Task statement :: Below are some entries. Copy each line that holds the string "right".

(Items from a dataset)
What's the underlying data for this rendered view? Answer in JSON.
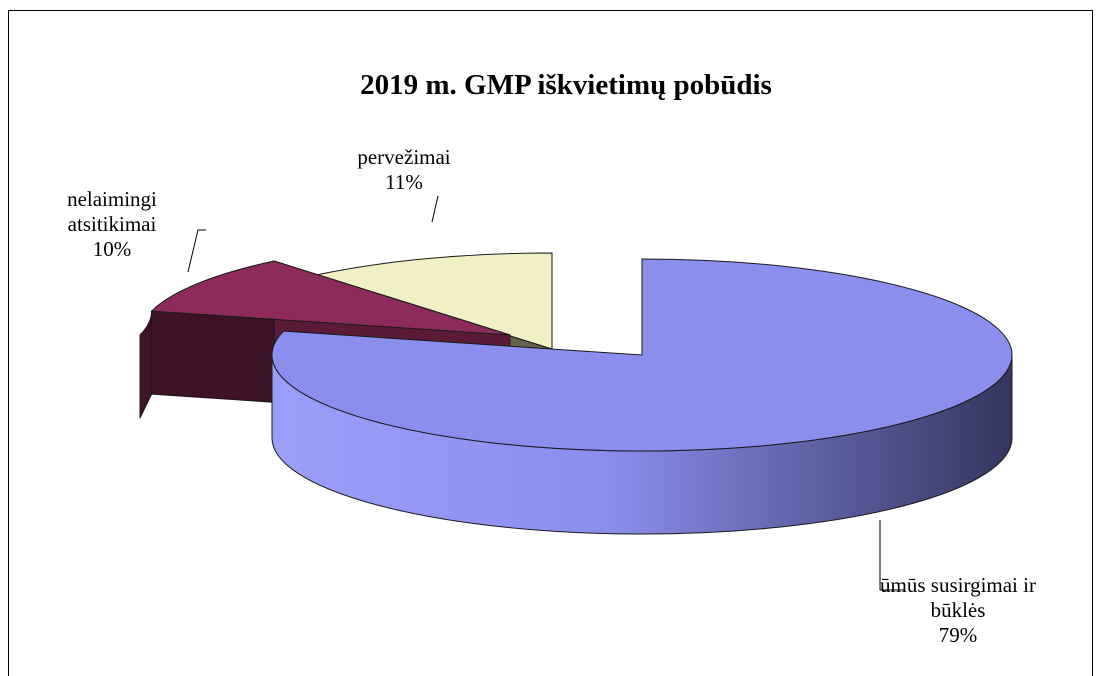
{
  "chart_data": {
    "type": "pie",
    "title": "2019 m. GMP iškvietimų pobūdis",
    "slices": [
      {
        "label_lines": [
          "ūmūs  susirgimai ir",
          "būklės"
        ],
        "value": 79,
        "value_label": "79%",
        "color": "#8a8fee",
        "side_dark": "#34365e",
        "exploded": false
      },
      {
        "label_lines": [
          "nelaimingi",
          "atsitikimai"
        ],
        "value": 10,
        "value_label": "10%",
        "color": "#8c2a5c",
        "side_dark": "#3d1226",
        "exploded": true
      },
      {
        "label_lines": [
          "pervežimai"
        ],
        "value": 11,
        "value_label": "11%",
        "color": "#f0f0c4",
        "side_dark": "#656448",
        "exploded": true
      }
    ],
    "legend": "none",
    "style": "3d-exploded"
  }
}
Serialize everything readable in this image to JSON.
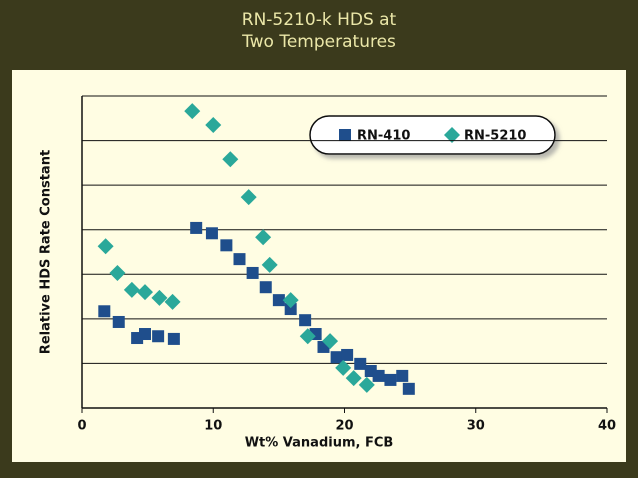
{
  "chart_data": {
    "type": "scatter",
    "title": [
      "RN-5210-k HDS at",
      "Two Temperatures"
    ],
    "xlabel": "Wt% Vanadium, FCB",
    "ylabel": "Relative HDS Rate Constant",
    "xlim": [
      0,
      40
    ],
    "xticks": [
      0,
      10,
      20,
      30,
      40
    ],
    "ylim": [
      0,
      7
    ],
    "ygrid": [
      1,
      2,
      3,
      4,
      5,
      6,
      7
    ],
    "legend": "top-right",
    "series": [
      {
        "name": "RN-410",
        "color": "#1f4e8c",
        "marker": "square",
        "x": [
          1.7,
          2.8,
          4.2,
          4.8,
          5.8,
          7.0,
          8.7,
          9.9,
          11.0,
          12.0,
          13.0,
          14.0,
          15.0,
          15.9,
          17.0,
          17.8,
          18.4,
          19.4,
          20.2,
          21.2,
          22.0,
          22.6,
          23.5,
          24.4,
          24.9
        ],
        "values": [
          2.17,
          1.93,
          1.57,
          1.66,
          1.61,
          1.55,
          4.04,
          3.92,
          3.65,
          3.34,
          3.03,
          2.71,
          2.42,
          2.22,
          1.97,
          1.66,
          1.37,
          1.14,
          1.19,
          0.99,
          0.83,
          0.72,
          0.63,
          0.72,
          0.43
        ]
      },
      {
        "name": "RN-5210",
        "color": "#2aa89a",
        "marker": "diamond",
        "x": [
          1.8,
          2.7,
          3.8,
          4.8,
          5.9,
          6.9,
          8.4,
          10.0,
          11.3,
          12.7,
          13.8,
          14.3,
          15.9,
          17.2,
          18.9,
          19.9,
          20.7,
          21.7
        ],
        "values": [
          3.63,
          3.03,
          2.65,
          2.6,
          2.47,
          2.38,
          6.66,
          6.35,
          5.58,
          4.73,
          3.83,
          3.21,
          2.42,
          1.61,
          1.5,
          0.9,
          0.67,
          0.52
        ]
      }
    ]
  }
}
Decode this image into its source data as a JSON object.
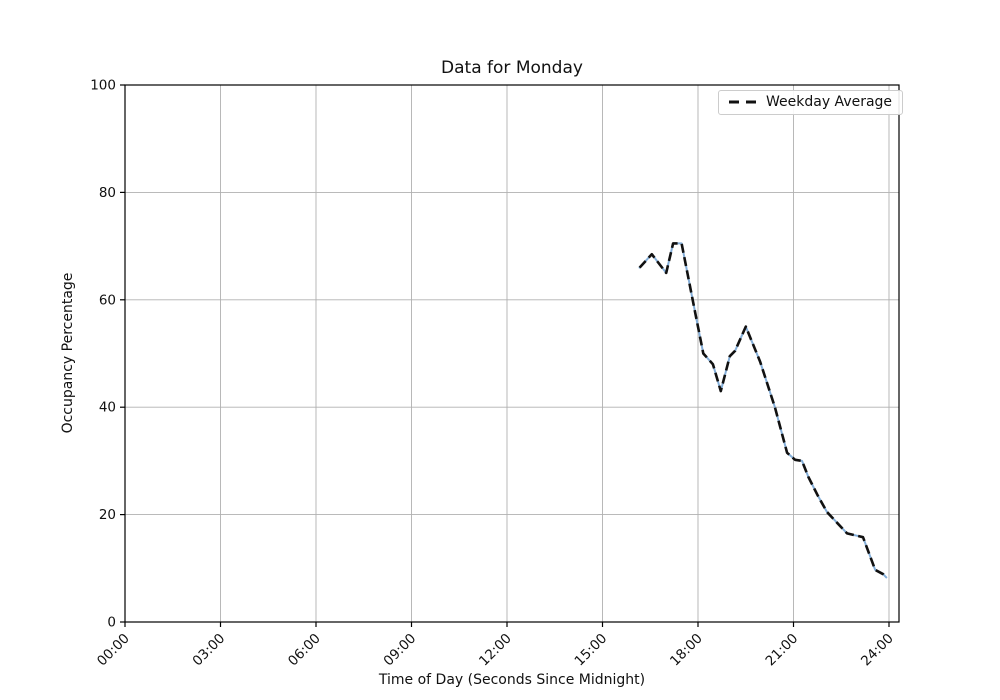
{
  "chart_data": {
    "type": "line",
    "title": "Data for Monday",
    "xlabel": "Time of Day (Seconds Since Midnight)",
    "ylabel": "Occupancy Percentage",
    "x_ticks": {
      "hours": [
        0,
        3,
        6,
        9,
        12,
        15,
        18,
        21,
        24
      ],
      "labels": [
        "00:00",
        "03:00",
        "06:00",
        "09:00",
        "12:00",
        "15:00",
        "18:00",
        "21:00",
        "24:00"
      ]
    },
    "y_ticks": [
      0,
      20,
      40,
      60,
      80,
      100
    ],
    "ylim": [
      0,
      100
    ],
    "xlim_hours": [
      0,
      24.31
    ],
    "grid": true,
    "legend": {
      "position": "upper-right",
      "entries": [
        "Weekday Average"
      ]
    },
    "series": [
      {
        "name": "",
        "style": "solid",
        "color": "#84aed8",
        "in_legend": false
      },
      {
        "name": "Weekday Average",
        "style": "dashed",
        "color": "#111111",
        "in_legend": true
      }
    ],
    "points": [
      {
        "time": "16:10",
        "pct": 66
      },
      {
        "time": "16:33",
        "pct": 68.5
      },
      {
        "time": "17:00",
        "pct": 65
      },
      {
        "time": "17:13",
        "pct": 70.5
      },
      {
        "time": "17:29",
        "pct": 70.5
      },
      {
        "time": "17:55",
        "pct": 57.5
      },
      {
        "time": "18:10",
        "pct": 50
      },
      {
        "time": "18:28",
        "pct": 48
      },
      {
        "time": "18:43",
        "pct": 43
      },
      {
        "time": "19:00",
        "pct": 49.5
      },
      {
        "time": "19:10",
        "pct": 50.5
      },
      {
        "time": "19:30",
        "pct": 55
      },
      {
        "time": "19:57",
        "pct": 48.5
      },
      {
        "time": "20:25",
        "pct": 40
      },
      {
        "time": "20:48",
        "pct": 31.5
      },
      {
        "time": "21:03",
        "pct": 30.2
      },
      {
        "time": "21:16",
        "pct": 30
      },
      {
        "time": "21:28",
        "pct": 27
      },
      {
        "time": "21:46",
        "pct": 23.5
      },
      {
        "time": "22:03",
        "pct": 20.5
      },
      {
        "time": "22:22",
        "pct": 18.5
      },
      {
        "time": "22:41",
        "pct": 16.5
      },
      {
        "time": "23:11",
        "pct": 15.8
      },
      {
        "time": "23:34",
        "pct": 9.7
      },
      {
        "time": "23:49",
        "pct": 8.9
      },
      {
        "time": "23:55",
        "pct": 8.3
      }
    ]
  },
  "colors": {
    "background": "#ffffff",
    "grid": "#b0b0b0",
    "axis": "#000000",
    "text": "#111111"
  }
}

Answer in full ::
    "legend": "top-right",
      "position": "upper-right",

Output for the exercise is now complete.